§ **Exercise description**
Comb the records below for the string "helbred" and copy each line where it turns up.

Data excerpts
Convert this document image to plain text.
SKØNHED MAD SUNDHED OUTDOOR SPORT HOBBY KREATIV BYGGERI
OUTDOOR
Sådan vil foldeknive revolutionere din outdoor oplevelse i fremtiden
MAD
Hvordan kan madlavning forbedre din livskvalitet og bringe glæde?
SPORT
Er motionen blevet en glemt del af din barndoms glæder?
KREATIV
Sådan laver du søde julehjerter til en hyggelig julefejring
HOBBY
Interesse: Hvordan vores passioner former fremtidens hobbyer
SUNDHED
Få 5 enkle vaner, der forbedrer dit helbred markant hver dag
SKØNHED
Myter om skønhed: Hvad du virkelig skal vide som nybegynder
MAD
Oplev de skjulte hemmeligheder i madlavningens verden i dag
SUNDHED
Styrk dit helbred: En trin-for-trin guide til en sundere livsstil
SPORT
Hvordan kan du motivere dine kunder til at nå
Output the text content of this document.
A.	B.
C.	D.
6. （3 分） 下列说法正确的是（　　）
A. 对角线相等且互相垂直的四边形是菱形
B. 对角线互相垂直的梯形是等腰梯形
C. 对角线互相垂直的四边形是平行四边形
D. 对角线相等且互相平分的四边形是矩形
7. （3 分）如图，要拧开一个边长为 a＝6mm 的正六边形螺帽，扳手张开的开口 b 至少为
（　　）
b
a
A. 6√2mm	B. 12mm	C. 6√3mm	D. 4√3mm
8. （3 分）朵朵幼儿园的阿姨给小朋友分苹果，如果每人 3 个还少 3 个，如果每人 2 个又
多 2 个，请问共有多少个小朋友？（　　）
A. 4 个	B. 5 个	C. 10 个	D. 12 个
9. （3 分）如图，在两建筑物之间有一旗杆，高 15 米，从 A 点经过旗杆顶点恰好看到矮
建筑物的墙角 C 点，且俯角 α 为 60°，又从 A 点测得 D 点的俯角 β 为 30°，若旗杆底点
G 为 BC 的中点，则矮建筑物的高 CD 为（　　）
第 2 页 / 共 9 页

§ **Result for this exercise**
Få 5 enkle vaner, der forbedrer dit helbred markant hver dag
Styrk dit helbred: En trin-for-trin guide til en sundere livsstil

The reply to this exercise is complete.